> _THE TASK_: Write out each record below exactly as it appears, with no pictures.

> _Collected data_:
** BEGIN **

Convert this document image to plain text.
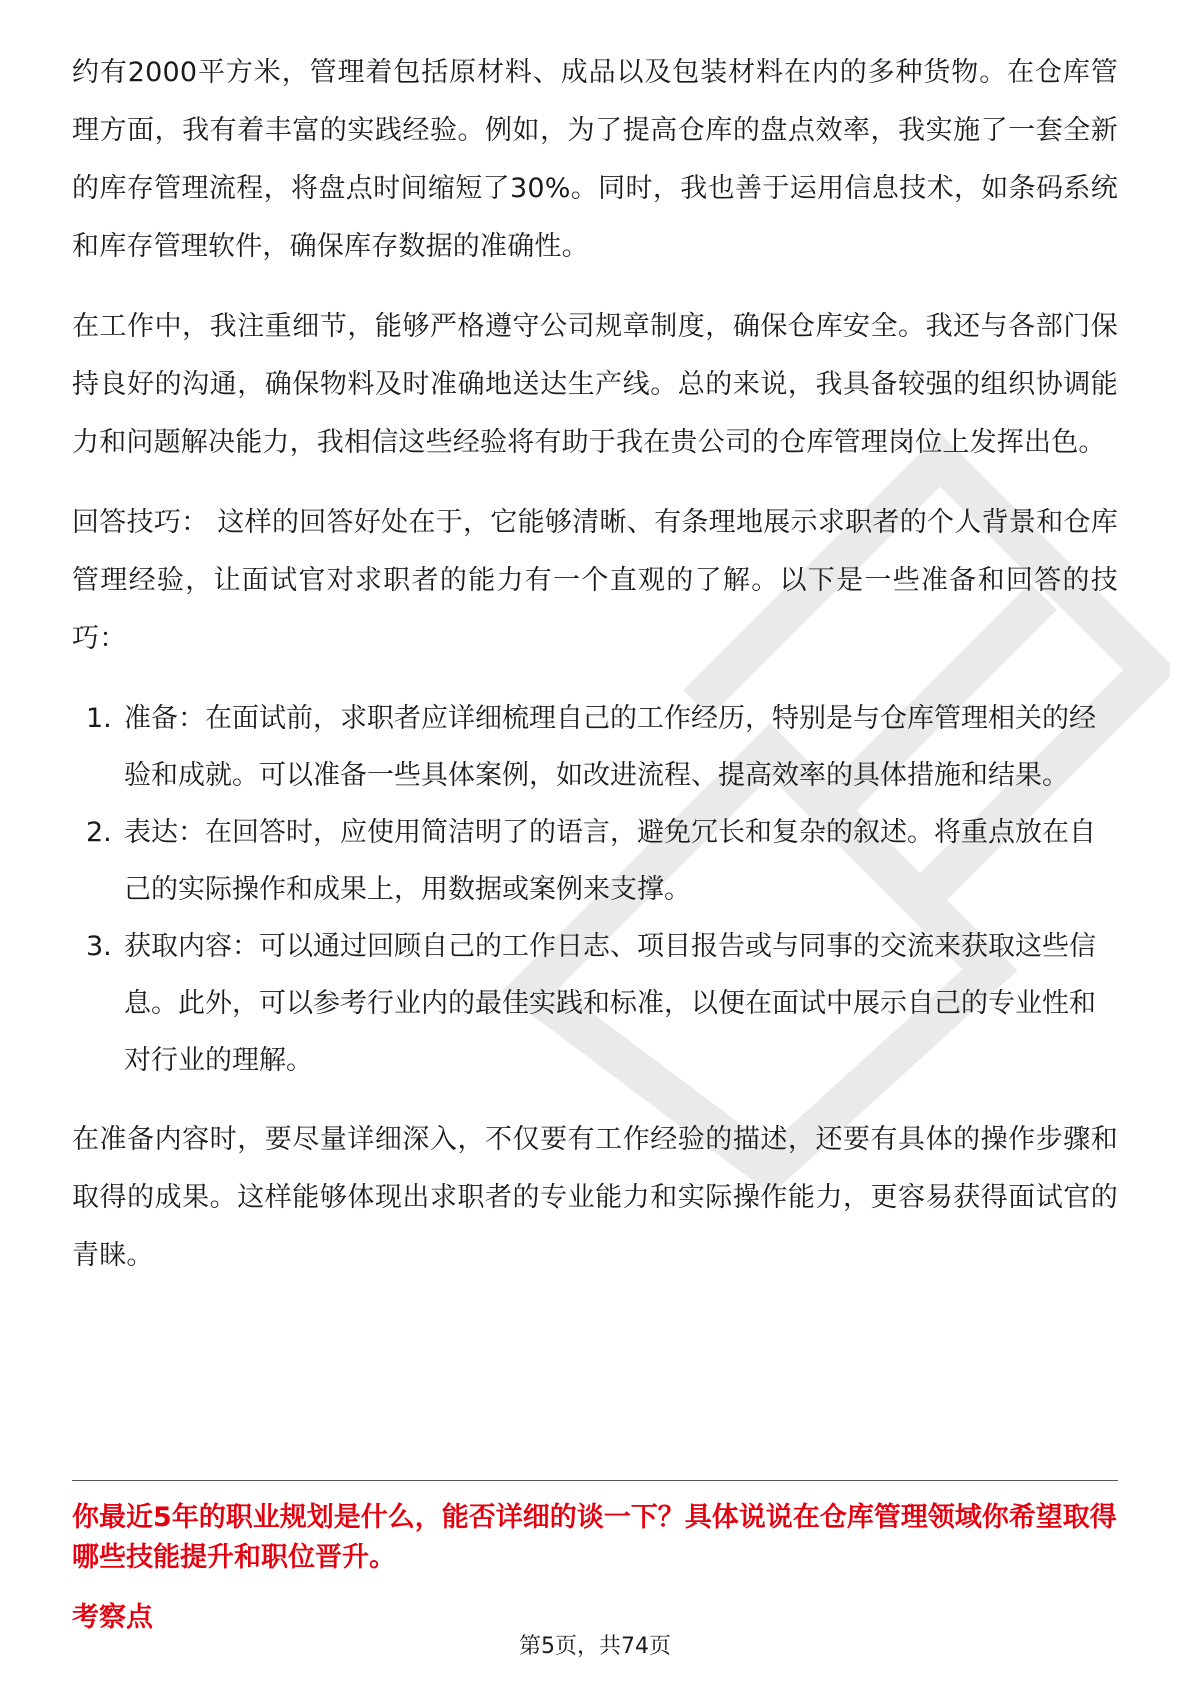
约有2000平方米，管理着包括原材料、成品以及包装材料在内的多种货物。在仓库管理方面，我有着丰富的实践经验。例如，为了提高仓库的盘点效率，我实施了一套全新的库存管理流程，将盘点时间缩短了30%。同时，我也善于运用信息技术，如条码系统和库存管理软件，确保库存数据的准确性。

在工作中，我注重细节，能够严格遵守公司规章制度，确保仓库安全。我还与各部门保持良好的沟通，确保物料及时准确地送达生产线。总的来说，我具备较强的组织协调能力和问题解决能力，我相信这些经验将有助于我在贵公司的仓库管理岗位上发挥出色。

回答技巧： 这样的回答好处在于，它能够清晰、有条理地展示求职者的个人背景和仓库管理经验，让面试官对求职者的能力有一个直观的了解。以下是一些准备和回答的技巧：

1. 准备：在面试前，求职者应详细梳理自己的工作经历，特别是与仓库管理相关的经验和成就。可以准备一些具体案例，如改进流程、提高效率的具体措施和结果。
2. 表达：在回答时，应使用简洁明了的语言，避免冗长和复杂的叙述。将重点放在自己的实际操作和成果上，用数据或案例来支撑。
3. 获取内容：可以通过回顾自己的工作日志、项目报告或与同事的交流来获取这些信息。此外，可以参考行业内的最佳实践和标准，以便在面试中展示自己的专业性和对行业的理解。

在准备内容时，要尽量详细深入，不仅要有工作经验的描述，还要有具体的操作步骤和取得的成果。这样能够体现出求职者的专业能力和实际操作能力，更容易获得面试官的青睐。

你最近5年的职业规划是什么，能否详细的谈一下？具体说说在仓库管理领域你希望取得哪些技能提升和职位晋升。
考察点
第5页，共74页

** END **

> _RESULT_:
Convert this document image to plain text.
约有2000平方米，管理着包括原材料、成品以及包装材料在内的多种货物。在仓库管理方面，我有着丰富的实践经验。例如，为了提高仓库的盘点效率，我实施了一套全新的库存管理流程，将盘点时间缩短了30%。同时，我也善于运用信息技术，如条码系统和库存管理软件，确保库存数据的准确性。

在工作中，我注重细节，能够严格遵守公司规章制度，确保仓库安全。我还与各部门保持良好的沟通，确保物料及时准确地送达生产线。总的来说，我具备较强的组织协调能力和问题解决能力，我相信这些经验将有助于我在贵公司的仓库管理岗位上发挥出色。

回答技巧： 这样的回答好处在于，它能够清晰、有条理地展示求职者的个人背景和仓库管理经验，让面试官对求职者的能力有一个直观的了解。以下是一些准备和回答的技巧：

1. 准备：在面试前，求职者应详细梳理自己的工作经历，特别是与仓库管理相关的经验和成就。可以准备一些具体案例，如改进流程、提高效率的具体措施和结果。
2. 表达：在回答时，应使用简洁明了的语言，避免冗长和复杂的叙述。将重点放在自己的实际操作和成果上，用数据或案例来支撑。
3. 获取内容：可以通过回顾自己的工作日志、项目报告或与同事的交流来获取这些信息。此外，可以参考行业内的最佳实践和标准，以便在面试中展示自己的专业性和对行业的理解。

在准备内容时，要尽量详细深入，不仅要有工作经验的描述，还要有具体的操作步骤和取得的成果。这样能够体现出求职者的专业能力和实际操作能力，更容易获得面试官的青睐。

你最近5年的职业规划是什么，能否详细的谈一下？具体说说在仓库管理领域你希望取得哪些技能提升和职位晋升。
考察点
第5页，共74页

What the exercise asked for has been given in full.